# Aim of the exercise:
Reproduce the lines of the material exactly, excluding every image.

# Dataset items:
* * * * *

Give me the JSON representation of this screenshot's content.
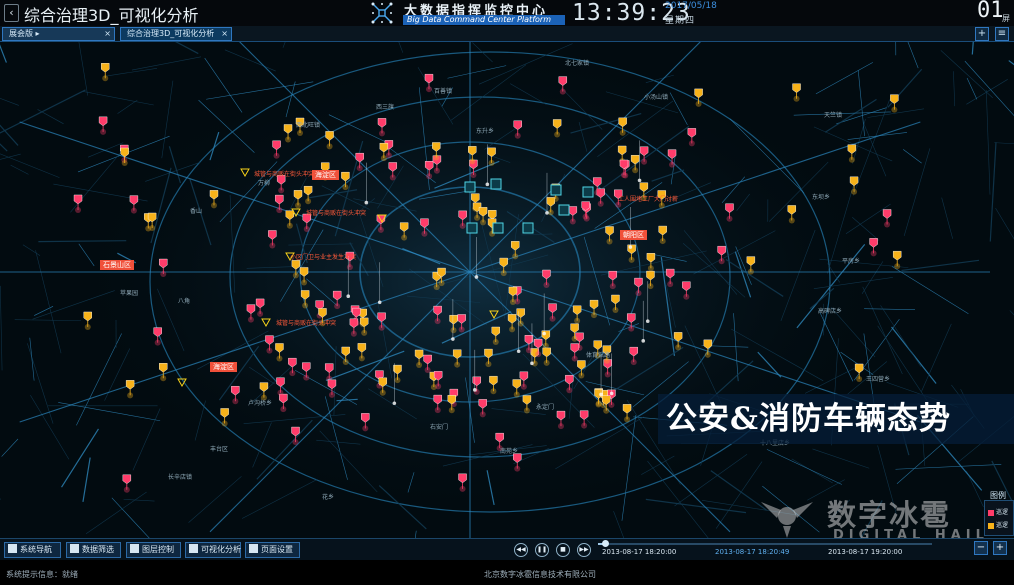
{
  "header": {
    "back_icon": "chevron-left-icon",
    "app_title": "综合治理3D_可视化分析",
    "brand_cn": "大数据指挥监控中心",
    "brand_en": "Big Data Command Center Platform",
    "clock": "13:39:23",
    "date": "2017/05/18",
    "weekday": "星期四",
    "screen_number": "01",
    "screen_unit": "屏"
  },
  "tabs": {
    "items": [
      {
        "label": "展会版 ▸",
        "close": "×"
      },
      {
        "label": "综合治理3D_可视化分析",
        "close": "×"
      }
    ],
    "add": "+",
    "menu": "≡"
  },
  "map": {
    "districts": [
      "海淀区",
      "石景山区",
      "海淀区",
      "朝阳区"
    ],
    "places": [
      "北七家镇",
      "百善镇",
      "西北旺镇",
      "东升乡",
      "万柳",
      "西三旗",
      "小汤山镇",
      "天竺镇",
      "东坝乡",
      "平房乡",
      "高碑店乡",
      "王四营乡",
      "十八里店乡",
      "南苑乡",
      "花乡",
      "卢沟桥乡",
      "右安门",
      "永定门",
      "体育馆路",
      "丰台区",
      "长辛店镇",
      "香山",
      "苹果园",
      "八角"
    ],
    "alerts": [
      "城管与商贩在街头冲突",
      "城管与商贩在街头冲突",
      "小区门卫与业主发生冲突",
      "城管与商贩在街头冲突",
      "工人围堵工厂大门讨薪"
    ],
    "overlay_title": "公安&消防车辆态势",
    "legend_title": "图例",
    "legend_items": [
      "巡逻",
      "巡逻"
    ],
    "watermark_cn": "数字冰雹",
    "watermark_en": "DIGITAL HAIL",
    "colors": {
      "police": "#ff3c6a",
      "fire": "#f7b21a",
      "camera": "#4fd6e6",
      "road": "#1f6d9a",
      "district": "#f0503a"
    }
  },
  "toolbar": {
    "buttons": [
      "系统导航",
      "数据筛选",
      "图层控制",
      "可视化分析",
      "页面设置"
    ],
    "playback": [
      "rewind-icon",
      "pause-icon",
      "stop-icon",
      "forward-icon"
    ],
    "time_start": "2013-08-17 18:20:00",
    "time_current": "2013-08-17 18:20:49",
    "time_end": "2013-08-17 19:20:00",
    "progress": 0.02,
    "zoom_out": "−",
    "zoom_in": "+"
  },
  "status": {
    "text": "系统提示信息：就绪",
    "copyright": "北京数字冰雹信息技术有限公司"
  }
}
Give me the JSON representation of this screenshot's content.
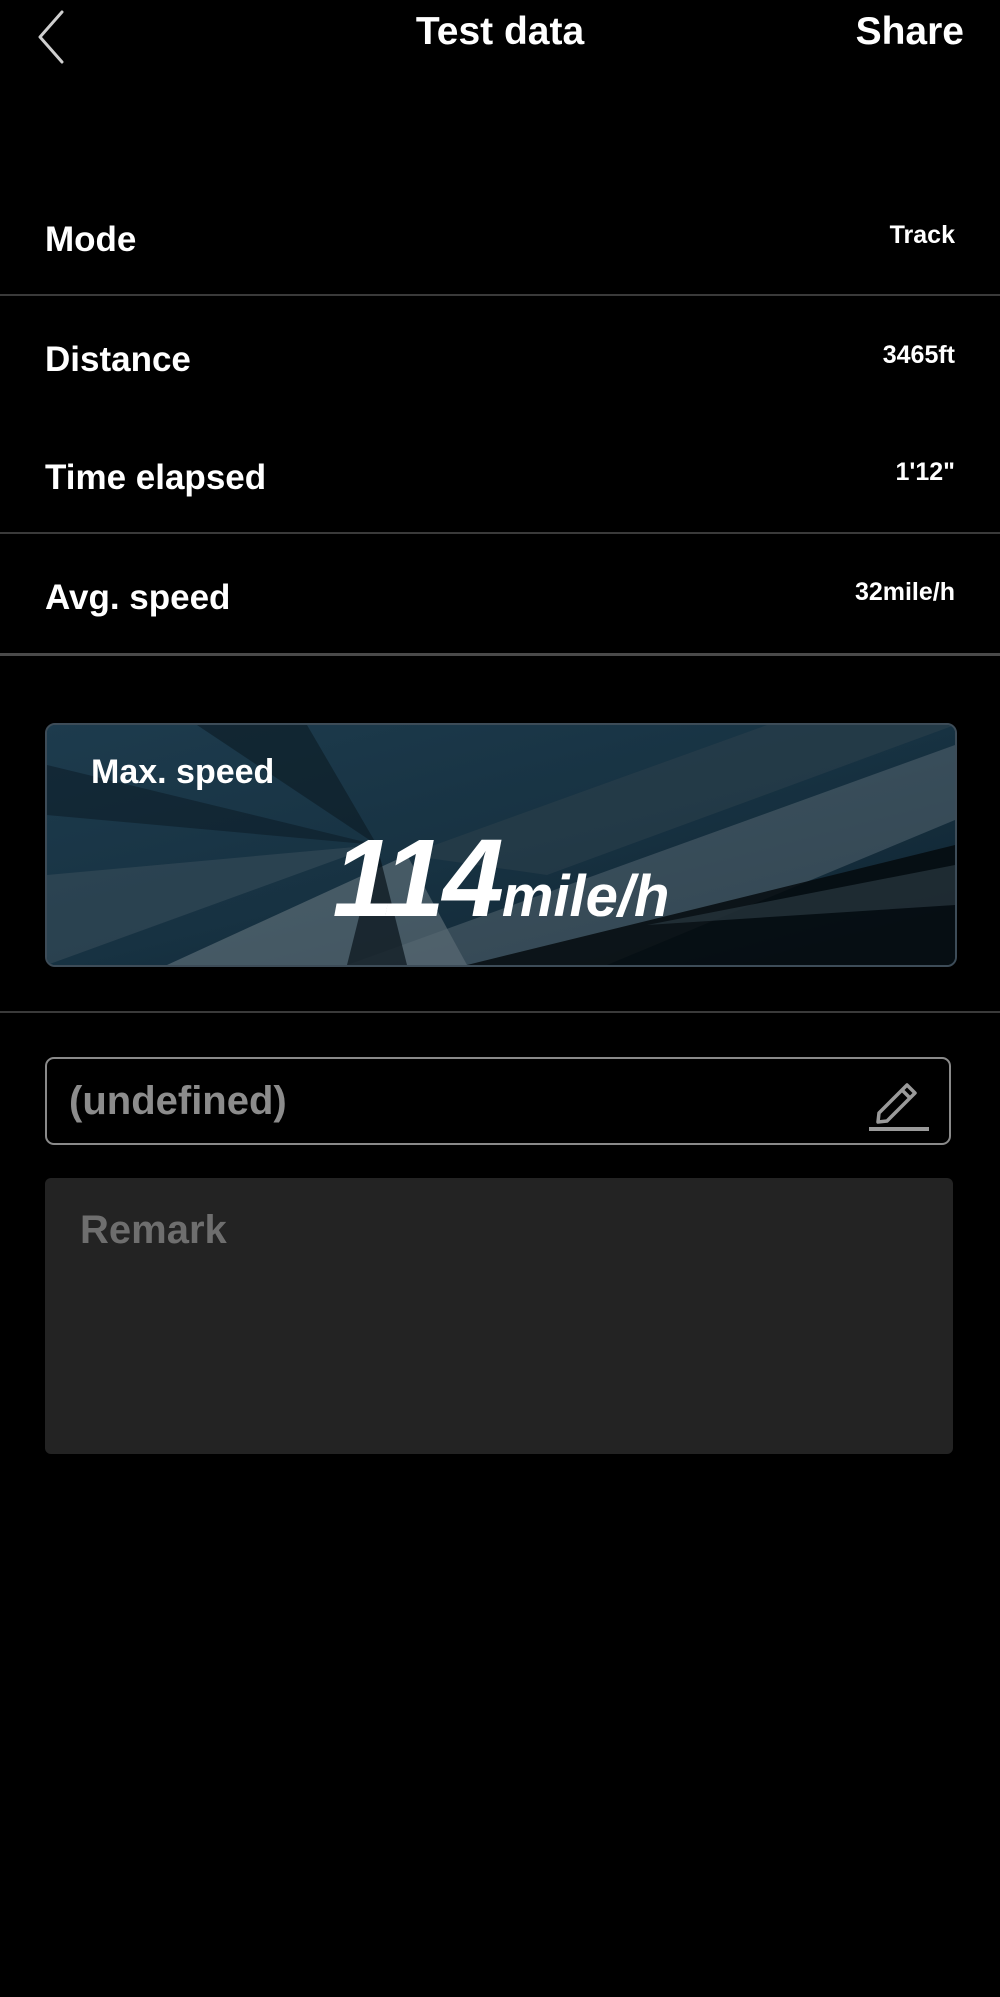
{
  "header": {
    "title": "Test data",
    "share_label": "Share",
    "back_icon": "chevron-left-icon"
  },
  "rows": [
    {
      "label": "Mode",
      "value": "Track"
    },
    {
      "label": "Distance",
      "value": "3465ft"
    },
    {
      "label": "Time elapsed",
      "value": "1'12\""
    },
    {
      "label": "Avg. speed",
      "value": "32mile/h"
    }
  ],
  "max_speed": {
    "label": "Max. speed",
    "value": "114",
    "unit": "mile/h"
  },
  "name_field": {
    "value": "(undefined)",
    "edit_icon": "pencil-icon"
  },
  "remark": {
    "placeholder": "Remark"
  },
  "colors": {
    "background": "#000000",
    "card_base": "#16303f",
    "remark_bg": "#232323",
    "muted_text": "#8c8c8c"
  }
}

* * * * *

# Full output:
Give me the JSON representation of this screenshot's content.
{
  "header": {
    "back_icon": "chevron-left-icon",
    "app_title": "综合治理3D_可视化分析",
    "brand_cn": "大数据指挥监控中心",
    "brand_en": "Big Data Command Center Platform",
    "clock": "13:39:23",
    "date": "2017/05/18",
    "weekday": "星期四",
    "screen_number": "01",
    "screen_unit": "屏"
  },
  "tabs": {
    "items": [
      {
        "label": "展会版 ▸",
        "close": "×"
      },
      {
        "label": "综合治理3D_可视化分析",
        "close": "×"
      }
    ],
    "add": "+",
    "menu": "≡"
  },
  "map": {
    "districts": [
      "海淀区",
      "石景山区",
      "海淀区",
      "朝阳区"
    ],
    "places": [
      "北七家镇",
      "百善镇",
      "西北旺镇",
      "东升乡",
      "万柳",
      "西三旗",
      "小汤山镇",
      "天竺镇",
      "东坝乡",
      "平房乡",
      "高碑店乡",
      "王四营乡",
      "十八里店乡",
      "南苑乡",
      "花乡",
      "卢沟桥乡",
      "右安门",
      "永定门",
      "体育馆路",
      "丰台区",
      "长辛店镇",
      "香山",
      "苹果园",
      "八角"
    ],
    "alerts": [
      "城管与商贩在街头冲突",
      "城管与商贩在街头冲突",
      "小区门卫与业主发生冲突",
      "城管与商贩在街头冲突",
      "工人围堵工厂大门讨薪"
    ],
    "overlay_title": "公安&消防车辆态势",
    "legend_title": "图例",
    "legend_items": [
      "巡逻",
      "巡逻"
    ],
    "watermark_cn": "数字冰雹",
    "watermark_en": "DIGITAL HAIL",
    "colors": {
      "police": "#ff3c6a",
      "fire": "#f7b21a",
      "camera": "#4fd6e6",
      "road": "#1f6d9a",
      "district": "#f0503a"
    }
  },
  "toolbar": {
    "buttons": [
      "系统导航",
      "数据筛选",
      "图层控制",
      "可视化分析",
      "页面设置"
    ],
    "playback": [
      "rewind-icon",
      "pause-icon",
      "stop-icon",
      "forward-icon"
    ],
    "time_start": "2013-08-17 18:20:00",
    "time_current": "2013-08-17 18:20:49",
    "time_end": "2013-08-17 19:20:00",
    "progress": 0.02,
    "zoom_out": "−",
    "zoom_in": "+"
  },
  "status": {
    "text": "系统提示信息：就绪",
    "copyright": "北京数字冰雹信息技术有限公司"
  }
}
Give me the JSON representation of this screenshot's content.
{
  "header": {
    "title": "Test data",
    "share_label": "Share",
    "back_icon": "chevron-left-icon"
  },
  "rows": [
    {
      "label": "Mode",
      "value": "Track"
    },
    {
      "label": "Distance",
      "value": "3465ft"
    },
    {
      "label": "Time elapsed",
      "value": "1'12\""
    },
    {
      "label": "Avg. speed",
      "value": "32mile/h"
    }
  ],
  "max_speed": {
    "label": "Max. speed",
    "value": "114",
    "unit": "mile/h"
  },
  "name_field": {
    "value": "(undefined)",
    "edit_icon": "pencil-icon"
  },
  "remark": {
    "placeholder": "Remark"
  },
  "colors": {
    "background": "#000000",
    "card_base": "#16303f",
    "remark_bg": "#232323",
    "muted_text": "#8c8c8c"
  }
}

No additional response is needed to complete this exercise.